-- Aim --
Please repeat all of the lines that follow, exactly as written.

--- start Supplied data ---

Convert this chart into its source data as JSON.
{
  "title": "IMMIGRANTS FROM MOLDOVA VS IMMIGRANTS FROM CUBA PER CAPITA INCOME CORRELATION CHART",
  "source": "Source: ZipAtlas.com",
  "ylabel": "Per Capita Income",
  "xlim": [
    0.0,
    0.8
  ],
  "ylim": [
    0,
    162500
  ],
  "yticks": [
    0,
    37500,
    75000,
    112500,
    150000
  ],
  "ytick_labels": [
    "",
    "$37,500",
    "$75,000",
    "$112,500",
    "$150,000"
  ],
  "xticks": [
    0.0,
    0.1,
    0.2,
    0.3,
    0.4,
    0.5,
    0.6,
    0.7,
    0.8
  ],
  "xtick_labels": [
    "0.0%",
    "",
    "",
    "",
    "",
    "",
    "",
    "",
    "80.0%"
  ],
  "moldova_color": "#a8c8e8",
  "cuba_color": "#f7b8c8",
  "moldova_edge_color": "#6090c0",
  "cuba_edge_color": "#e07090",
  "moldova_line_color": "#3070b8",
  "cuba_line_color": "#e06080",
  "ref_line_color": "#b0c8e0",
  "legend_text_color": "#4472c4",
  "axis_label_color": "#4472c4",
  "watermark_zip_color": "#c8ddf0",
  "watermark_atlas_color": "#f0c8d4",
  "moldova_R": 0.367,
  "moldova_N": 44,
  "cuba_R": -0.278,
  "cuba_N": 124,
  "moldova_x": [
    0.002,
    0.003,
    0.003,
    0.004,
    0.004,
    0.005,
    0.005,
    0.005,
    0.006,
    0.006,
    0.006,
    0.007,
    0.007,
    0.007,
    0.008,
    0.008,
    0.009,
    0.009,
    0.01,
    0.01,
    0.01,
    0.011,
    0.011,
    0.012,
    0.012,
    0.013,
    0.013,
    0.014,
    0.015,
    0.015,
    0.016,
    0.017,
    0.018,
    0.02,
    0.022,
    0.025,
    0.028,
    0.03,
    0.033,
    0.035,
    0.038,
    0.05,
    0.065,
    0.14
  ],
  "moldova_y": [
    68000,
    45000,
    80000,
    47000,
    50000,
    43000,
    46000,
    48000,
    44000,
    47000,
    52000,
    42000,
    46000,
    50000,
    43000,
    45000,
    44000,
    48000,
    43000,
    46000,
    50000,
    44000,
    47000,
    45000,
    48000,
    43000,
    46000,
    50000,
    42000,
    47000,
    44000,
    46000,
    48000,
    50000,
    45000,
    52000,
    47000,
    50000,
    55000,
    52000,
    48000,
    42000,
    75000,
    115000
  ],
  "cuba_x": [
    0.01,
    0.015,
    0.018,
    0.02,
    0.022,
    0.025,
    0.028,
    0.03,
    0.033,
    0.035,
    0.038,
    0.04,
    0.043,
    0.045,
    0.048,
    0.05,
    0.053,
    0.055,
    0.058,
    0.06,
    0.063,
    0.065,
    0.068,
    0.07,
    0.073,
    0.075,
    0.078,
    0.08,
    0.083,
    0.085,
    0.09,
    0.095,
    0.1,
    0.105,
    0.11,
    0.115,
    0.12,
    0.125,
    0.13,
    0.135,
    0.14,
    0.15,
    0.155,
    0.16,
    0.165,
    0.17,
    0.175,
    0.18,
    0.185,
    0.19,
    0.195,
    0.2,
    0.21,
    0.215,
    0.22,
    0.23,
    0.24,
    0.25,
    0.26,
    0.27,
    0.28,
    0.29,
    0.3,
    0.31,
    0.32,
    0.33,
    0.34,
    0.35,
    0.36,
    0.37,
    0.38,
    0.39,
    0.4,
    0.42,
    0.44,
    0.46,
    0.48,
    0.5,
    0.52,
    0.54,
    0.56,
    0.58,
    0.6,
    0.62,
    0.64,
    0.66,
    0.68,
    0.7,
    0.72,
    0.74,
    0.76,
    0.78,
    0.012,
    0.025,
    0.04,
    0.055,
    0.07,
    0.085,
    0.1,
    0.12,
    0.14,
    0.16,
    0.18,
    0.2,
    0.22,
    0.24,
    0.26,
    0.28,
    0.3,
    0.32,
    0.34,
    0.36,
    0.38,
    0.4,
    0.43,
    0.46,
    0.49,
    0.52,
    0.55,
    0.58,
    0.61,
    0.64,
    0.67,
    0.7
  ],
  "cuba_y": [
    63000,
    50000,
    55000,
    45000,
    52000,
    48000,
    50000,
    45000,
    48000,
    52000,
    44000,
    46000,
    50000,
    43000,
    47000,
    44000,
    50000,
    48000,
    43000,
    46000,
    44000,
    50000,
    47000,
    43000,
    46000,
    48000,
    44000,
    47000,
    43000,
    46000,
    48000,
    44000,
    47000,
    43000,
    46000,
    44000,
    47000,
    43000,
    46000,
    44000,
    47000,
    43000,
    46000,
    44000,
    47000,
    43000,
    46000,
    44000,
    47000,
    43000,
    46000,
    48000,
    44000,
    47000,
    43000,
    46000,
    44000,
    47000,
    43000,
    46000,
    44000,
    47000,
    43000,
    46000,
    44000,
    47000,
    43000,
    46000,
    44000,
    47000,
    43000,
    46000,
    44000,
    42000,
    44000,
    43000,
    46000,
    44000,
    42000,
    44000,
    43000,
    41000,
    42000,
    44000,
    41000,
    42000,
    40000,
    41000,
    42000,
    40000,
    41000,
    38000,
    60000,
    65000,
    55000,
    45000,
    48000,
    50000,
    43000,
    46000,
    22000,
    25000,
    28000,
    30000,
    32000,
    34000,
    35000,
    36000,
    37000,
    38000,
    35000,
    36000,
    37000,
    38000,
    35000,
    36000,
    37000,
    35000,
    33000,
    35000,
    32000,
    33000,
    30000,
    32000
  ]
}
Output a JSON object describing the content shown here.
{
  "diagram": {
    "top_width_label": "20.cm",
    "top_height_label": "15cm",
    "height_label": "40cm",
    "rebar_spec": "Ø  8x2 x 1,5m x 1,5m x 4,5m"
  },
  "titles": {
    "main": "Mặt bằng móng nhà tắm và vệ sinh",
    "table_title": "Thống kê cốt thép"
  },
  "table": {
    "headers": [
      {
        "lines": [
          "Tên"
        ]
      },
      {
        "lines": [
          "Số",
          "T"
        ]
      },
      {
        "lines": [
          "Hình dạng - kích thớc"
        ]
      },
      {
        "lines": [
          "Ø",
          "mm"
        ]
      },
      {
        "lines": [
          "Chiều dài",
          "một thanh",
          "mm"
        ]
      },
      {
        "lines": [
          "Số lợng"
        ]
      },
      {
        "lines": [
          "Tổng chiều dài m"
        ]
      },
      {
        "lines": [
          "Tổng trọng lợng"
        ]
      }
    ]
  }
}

--- end Supplied data ---

-- Solution for this task --
Convert this chart into its source data as JSON.
{
  "title": "IMMIGRANTS FROM MOLDOVA VS IMMIGRANTS FROM CUBA PER CAPITA INCOME CORRELATION CHART",
  "source": "Source: ZipAtlas.com",
  "ylabel": "Per Capita Income",
  "xlim": [
    0.0,
    0.8
  ],
  "ylim": [
    0,
    162500
  ],
  "yticks": [
    0,
    37500,
    75000,
    112500,
    150000
  ],
  "ytick_labels": [
    "",
    "$37,500",
    "$75,000",
    "$112,500",
    "$150,000"
  ],
  "xticks": [
    0.0,
    0.1,
    0.2,
    0.3,
    0.4,
    0.5,
    0.6,
    0.7,
    0.8
  ],
  "xtick_labels": [
    "0.0%",
    "",
    "",
    "",
    "",
    "",
    "",
    "",
    "80.0%"
  ],
  "moldova_color": "#a8c8e8",
  "cuba_color": "#f7b8c8",
  "moldova_edge_color": "#6090c0",
  "cuba_edge_color": "#e07090",
  "moldova_line_color": "#3070b8",
  "cuba_line_color": "#e06080",
  "ref_line_color": "#b0c8e0",
  "legend_text_color": "#4472c4",
  "axis_label_color": "#4472c4",
  "watermark_zip_color": "#c8ddf0",
  "watermark_atlas_color": "#f0c8d4",
  "moldova_R": 0.367,
  "moldova_N": 44,
  "cuba_R": -0.278,
  "cuba_N": 124,
  "moldova_x": [
    0.002,
    0.003,
    0.003,
    0.004,
    0.004,
    0.005,
    0.005,
    0.005,
    0.006,
    0.006,
    0.006,
    0.007,
    0.007,
    0.007,
    0.008,
    0.008,
    0.009,
    0.009,
    0.01,
    0.01,
    0.01,
    0.011,
    0.011,
    0.012,
    0.012,
    0.013,
    0.013,
    0.014,
    0.015,
    0.015,
    0.016,
    0.017,
    0.018,
    0.02,
    0.022,
    0.025,
    0.028,
    0.03,
    0.033,
    0.035,
    0.038,
    0.05,
    0.065,
    0.14
  ],
  "moldova_y": [
    68000,
    45000,
    80000,
    47000,
    50000,
    43000,
    46000,
    48000,
    44000,
    47000,
    52000,
    42000,
    46000,
    50000,
    43000,
    45000,
    44000,
    48000,
    43000,
    46000,
    50000,
    44000,
    47000,
    45000,
    48000,
    43000,
    46000,
    50000,
    42000,
    47000,
    44000,
    46000,
    48000,
    50000,
    45000,
    52000,
    47000,
    50000,
    55000,
    52000,
    48000,
    42000,
    75000,
    115000
  ],
  "cuba_x": [
    0.01,
    0.015,
    0.018,
    0.02,
    0.022,
    0.025,
    0.028,
    0.03,
    0.033,
    0.035,
    0.038,
    0.04,
    0.043,
    0.045,
    0.048,
    0.05,
    0.053,
    0.055,
    0.058,
    0.06,
    0.063,
    0.065,
    0.068,
    0.07,
    0.073,
    0.075,
    0.078,
    0.08,
    0.083,
    0.085,
    0.09,
    0.095,
    0.1,
    0.105,
    0.11,
    0.115,
    0.12,
    0.125,
    0.13,
    0.135,
    0.14,
    0.15,
    0.155,
    0.16,
    0.165,
    0.17,
    0.175,
    0.18,
    0.185,
    0.19,
    0.195,
    0.2,
    0.21,
    0.215,
    0.22,
    0.23,
    0.24,
    0.25,
    0.26,
    0.27,
    0.28,
    0.29,
    0.3,
    0.31,
    0.32,
    0.33,
    0.34,
    0.35,
    0.36,
    0.37,
    0.38,
    0.39,
    0.4,
    0.42,
    0.44,
    0.46,
    0.48,
    0.5,
    0.52,
    0.54,
    0.56,
    0.58,
    0.6,
    0.62,
    0.64,
    0.66,
    0.68,
    0.7,
    0.72,
    0.74,
    0.76,
    0.78,
    0.012,
    0.025,
    0.04,
    0.055,
    0.07,
    0.085,
    0.1,
    0.12,
    0.14,
    0.16,
    0.18,
    0.2,
    0.22,
    0.24,
    0.26,
    0.28,
    0.3,
    0.32,
    0.34,
    0.36,
    0.38,
    0.4,
    0.43,
    0.46,
    0.49,
    0.52,
    0.55,
    0.58,
    0.61,
    0.64,
    0.67,
    0.7
  ],
  "cuba_y": [
    63000,
    50000,
    55000,
    45000,
    52000,
    48000,
    50000,
    45000,
    48000,
    52000,
    44000,
    46000,
    50000,
    43000,
    47000,
    44000,
    50000,
    48000,
    43000,
    46000,
    44000,
    50000,
    47000,
    43000,
    46000,
    48000,
    44000,
    47000,
    43000,
    46000,
    48000,
    44000,
    47000,
    43000,
    46000,
    44000,
    47000,
    43000,
    46000,
    44000,
    47000,
    43000,
    46000,
    44000,
    47000,
    43000,
    46000,
    44000,
    47000,
    43000,
    46000,
    48000,
    44000,
    47000,
    43000,
    46000,
    44000,
    47000,
    43000,
    46000,
    44000,
    47000,
    43000,
    46000,
    44000,
    47000,
    43000,
    46000,
    44000,
    47000,
    43000,
    46000,
    44000,
    42000,
    44000,
    43000,
    46000,
    44000,
    42000,
    44000,
    43000,
    41000,
    42000,
    44000,
    41000,
    42000,
    40000,
    41000,
    42000,
    40000,
    41000,
    38000,
    60000,
    65000,
    55000,
    45000,
    48000,
    50000,
    43000,
    46000,
    22000,
    25000,
    28000,
    30000,
    32000,
    34000,
    35000,
    36000,
    37000,
    38000,
    35000,
    36000,
    37000,
    38000,
    35000,
    36000,
    37000,
    35000,
    33000,
    35000,
    32000,
    33000,
    30000,
    32000
  ]
}
Output a JSON object describing the content shown here.
{
  "diagram": {
    "top_width_label": "20.cm",
    "top_height_label": "15cm",
    "height_label": "40cm",
    "rebar_spec": "Ø  8x2 x 1,5m x 1,5m x 4,5m"
  },
  "titles": {
    "main": "Mặt bằng móng nhà tắm và vệ sinh",
    "table_title": "Thống kê cốt thép"
  },
  "table": {
    "headers": [
      {
        "lines": [
          "Tên"
        ]
      },
      {
        "lines": [
          "Số",
          "T"
        ]
      },
      {
        "lines": [
          "Hình dạng - kích thớc"
        ]
      },
      {
        "lines": [
          "Ø",
          "mm"
        ]
      },
      {
        "lines": [
          "Chiều dài",
          "một thanh",
          "mm"
        ]
      },
      {
        "lines": [
          "Số lợng"
        ]
      },
      {
        "lines": [
          "Tổng chiều dài m"
        ]
      },
      {
        "lines": [
          "Tổng trọng lợng"
        ]
      }
    ]
  }
}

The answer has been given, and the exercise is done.